Record list:

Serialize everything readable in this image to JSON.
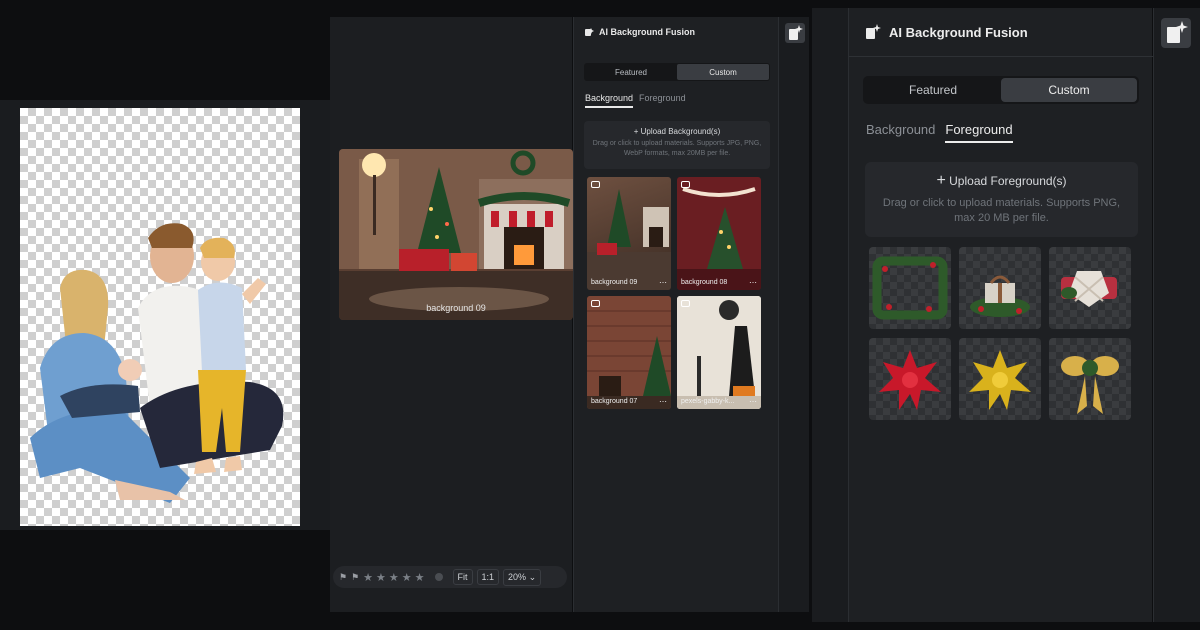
{
  "panel": {
    "title": "AI Background Fusion",
    "modes": [
      "Featured",
      "Custom"
    ],
    "active_mode": "Custom"
  },
  "small_panel": {
    "tabs": {
      "background": "Background",
      "foreground": "Foreground",
      "active": "Background"
    },
    "upload": {
      "label": "Upload Background(s)",
      "desc": "Drag or click to upload materials. Supports JPG, PNG, WebP formats, max 20MB per file."
    },
    "thumbnails": [
      {
        "caption": "background 09"
      },
      {
        "caption": "background 08"
      },
      {
        "caption": "background 07"
      },
      {
        "caption": "pexels-gabby-k..."
      }
    ]
  },
  "large_panel": {
    "tabs": {
      "background": "Background",
      "foreground": "Foreground",
      "active": "Foreground"
    },
    "upload": {
      "label": "Upload Foreground(s)",
      "desc": "Drag or click to upload materials. Supports PNG, max 20 MB per file."
    },
    "stickers": [
      "wreath",
      "gift-box",
      "heart-gift",
      "red-bow",
      "gold-bow",
      "gold-ribbon-bow"
    ]
  },
  "editor": {
    "preview_caption": "background 09",
    "fit_label": "Fit",
    "one_to_one_label": "1:1",
    "zoom": "20%",
    "rating": 0
  },
  "icons": {
    "more": "⋯",
    "plus": "+",
    "chevron": "⌄",
    "star": "★",
    "flag": "⚑"
  }
}
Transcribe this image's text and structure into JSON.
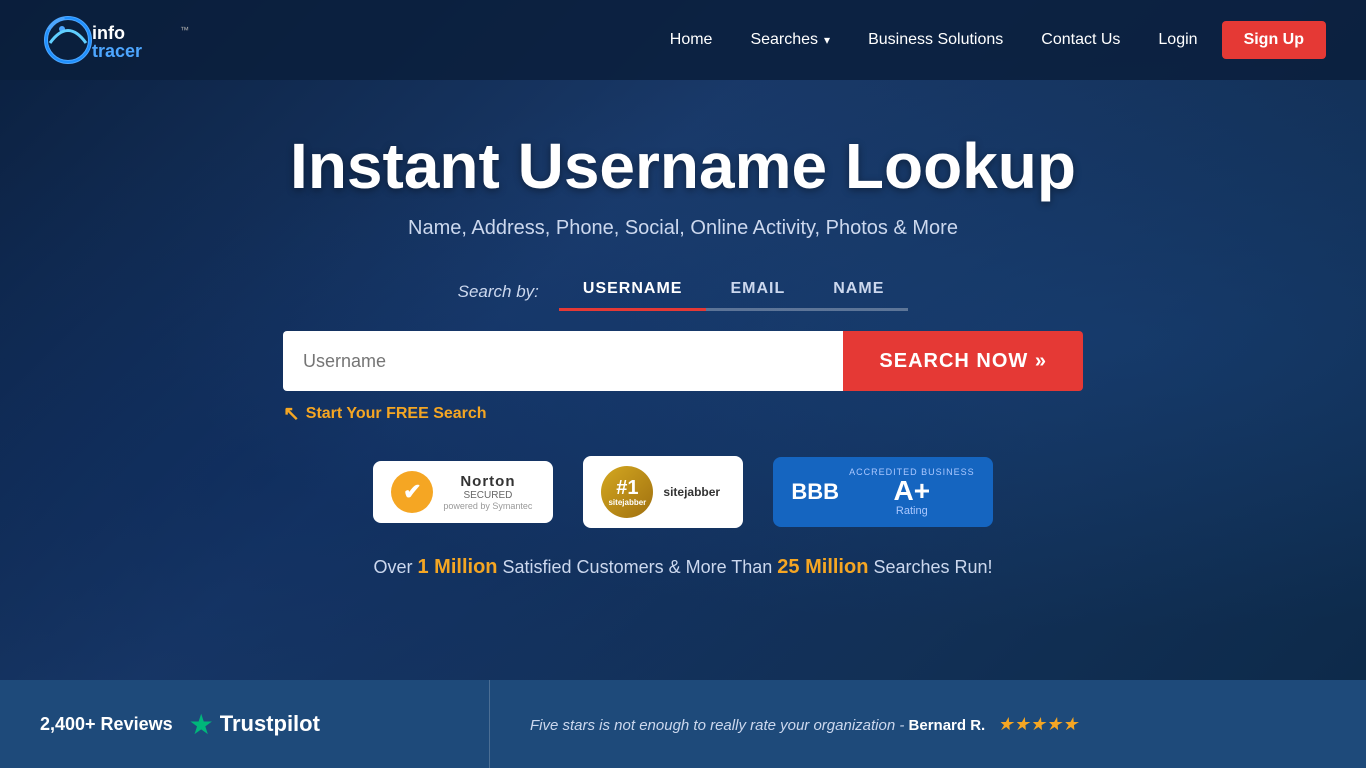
{
  "navbar": {
    "logo_text": "info tracer",
    "links": [
      {
        "id": "home",
        "label": "Home"
      },
      {
        "id": "searches",
        "label": "Searches",
        "has_dropdown": true
      },
      {
        "id": "business",
        "label": "Business Solutions"
      },
      {
        "id": "contact",
        "label": "Contact Us"
      },
      {
        "id": "login",
        "label": "Login"
      }
    ],
    "signup_label": "Sign Up"
  },
  "hero": {
    "title": "Instant Username Lookup",
    "subtitle": "Name, Address, Phone, Social, Online Activity, Photos & More",
    "search_tabs": [
      {
        "id": "username",
        "label": "USERNAME",
        "active": true
      },
      {
        "id": "email",
        "label": "EMAIL",
        "active": false
      },
      {
        "id": "name",
        "label": "NAME",
        "active": false
      }
    ],
    "search_by_label": "Search by:",
    "search_placeholder": "Username",
    "search_button_label": "SEARCH NOW »",
    "free_search_text": "Start Your FREE Search",
    "badges": {
      "norton": {
        "check": "✔",
        "main": "Norton",
        "secured": "SECURED",
        "symantec": "powered by Symantec"
      },
      "sitejabber": {
        "number": "#1",
        "brand": "sitejabber",
        "sub": ""
      },
      "bbb": {
        "logo": "BBB",
        "accredited": "ACCREDITED BUSINESS",
        "rating": "A+",
        "rating_label": "Rating"
      }
    },
    "stats_pre": "Over ",
    "stats_1m": "1 Million",
    "stats_mid": " Satisfied Customers & More Than ",
    "stats_25m": "25 Million",
    "stats_post": " Searches Run!"
  },
  "review_bar": {
    "count": "2,400+ Reviews",
    "trustpilot_label": "Trustpilot",
    "quote": "Five stars is not enough to really rate your organization - ",
    "author": "Bernard R.",
    "stars": "★★★★★"
  },
  "colors": {
    "red": "#e53935",
    "navy": "#1e4a7a",
    "gold": "#f5a623",
    "green": "#00b67a"
  }
}
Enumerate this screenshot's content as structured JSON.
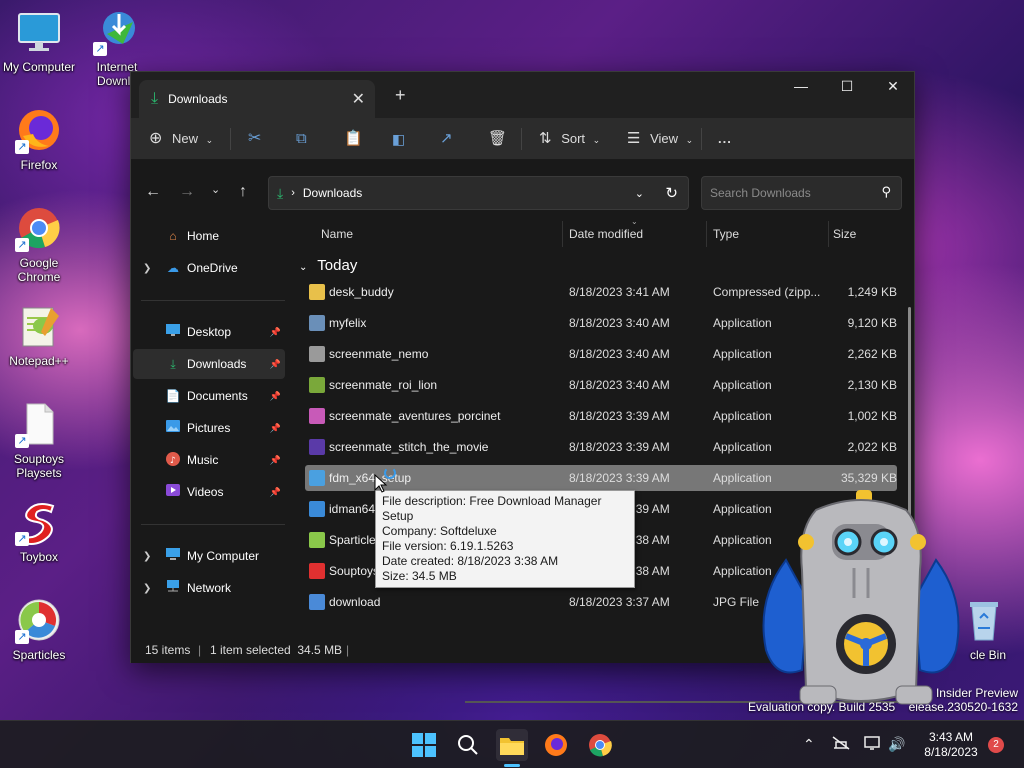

Written instruction:
Check each line above for the word "file" and copy the ones that have it.

Reply:
      "desc": "Drag or click to upload materials. Supports JPG, PNG, WebP formats, max 20MB per file."
      "desc": "Drag or click to upload materials. Supports PNG, max 20 MB per file."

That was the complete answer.